Data entries for graphics:

=-=-=

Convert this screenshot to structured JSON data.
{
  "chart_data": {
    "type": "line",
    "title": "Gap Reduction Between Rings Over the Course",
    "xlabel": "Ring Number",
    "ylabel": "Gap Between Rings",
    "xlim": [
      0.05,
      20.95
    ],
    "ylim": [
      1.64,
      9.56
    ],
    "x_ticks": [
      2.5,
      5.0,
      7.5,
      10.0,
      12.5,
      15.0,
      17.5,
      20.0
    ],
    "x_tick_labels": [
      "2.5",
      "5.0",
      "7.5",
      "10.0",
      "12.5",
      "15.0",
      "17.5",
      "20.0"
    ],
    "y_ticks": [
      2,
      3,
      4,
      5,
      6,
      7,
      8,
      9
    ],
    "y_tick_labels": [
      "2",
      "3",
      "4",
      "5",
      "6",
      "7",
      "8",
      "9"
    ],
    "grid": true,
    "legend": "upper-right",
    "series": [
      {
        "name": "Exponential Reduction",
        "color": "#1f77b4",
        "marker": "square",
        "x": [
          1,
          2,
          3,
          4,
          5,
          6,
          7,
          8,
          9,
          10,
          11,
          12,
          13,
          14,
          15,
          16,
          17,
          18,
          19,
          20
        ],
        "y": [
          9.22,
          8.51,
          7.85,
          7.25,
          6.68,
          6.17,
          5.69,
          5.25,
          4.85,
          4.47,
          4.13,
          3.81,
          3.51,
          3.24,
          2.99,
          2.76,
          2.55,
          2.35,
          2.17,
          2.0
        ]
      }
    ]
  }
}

=-=-=

YOUR TASK: Return from the data every line that holds "Reduction".

SOLUTION BELOW:
    "title": "Gap Reduction Between Rings Over the Course",
        "name": "Exponential Reduction",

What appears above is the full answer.